Start of Task material

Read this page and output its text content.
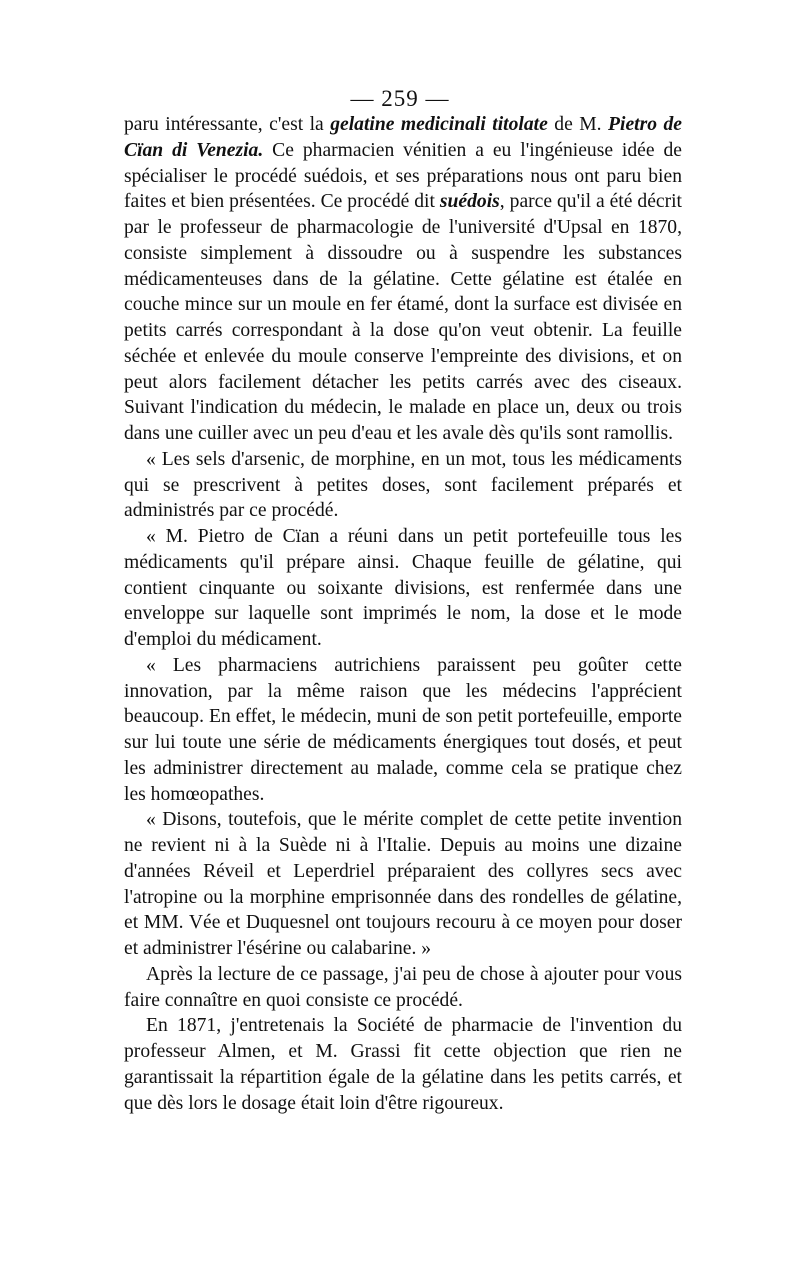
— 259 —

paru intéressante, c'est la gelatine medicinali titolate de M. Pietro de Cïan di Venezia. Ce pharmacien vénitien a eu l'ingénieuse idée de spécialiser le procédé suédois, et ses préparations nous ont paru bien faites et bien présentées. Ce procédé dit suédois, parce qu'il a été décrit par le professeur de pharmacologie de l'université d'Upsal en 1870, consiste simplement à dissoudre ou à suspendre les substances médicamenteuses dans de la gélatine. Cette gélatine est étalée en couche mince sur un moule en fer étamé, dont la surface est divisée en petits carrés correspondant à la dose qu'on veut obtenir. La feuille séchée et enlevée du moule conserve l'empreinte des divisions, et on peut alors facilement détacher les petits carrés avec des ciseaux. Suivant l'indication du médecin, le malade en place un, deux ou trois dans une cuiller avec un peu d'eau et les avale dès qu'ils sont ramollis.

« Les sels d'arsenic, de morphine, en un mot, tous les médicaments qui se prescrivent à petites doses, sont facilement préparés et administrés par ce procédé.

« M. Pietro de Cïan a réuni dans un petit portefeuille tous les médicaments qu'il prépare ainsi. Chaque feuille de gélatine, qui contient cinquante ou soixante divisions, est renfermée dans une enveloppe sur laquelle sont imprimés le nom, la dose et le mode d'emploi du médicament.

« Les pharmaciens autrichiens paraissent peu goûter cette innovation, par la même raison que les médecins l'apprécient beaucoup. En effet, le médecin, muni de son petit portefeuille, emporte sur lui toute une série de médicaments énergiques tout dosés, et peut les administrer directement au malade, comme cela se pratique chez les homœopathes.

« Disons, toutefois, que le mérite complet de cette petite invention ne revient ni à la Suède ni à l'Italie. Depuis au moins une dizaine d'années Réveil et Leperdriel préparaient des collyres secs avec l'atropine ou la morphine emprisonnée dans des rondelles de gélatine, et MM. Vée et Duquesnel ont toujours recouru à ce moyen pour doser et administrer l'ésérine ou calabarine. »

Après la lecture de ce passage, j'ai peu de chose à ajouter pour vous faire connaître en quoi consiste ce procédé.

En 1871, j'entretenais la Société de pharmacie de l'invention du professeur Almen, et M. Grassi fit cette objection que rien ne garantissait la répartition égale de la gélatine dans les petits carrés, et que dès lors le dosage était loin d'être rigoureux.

End of Task material

Task prompt: Give the count of lines in the listing that hold the word "administrer", with no other text.

Task response: 2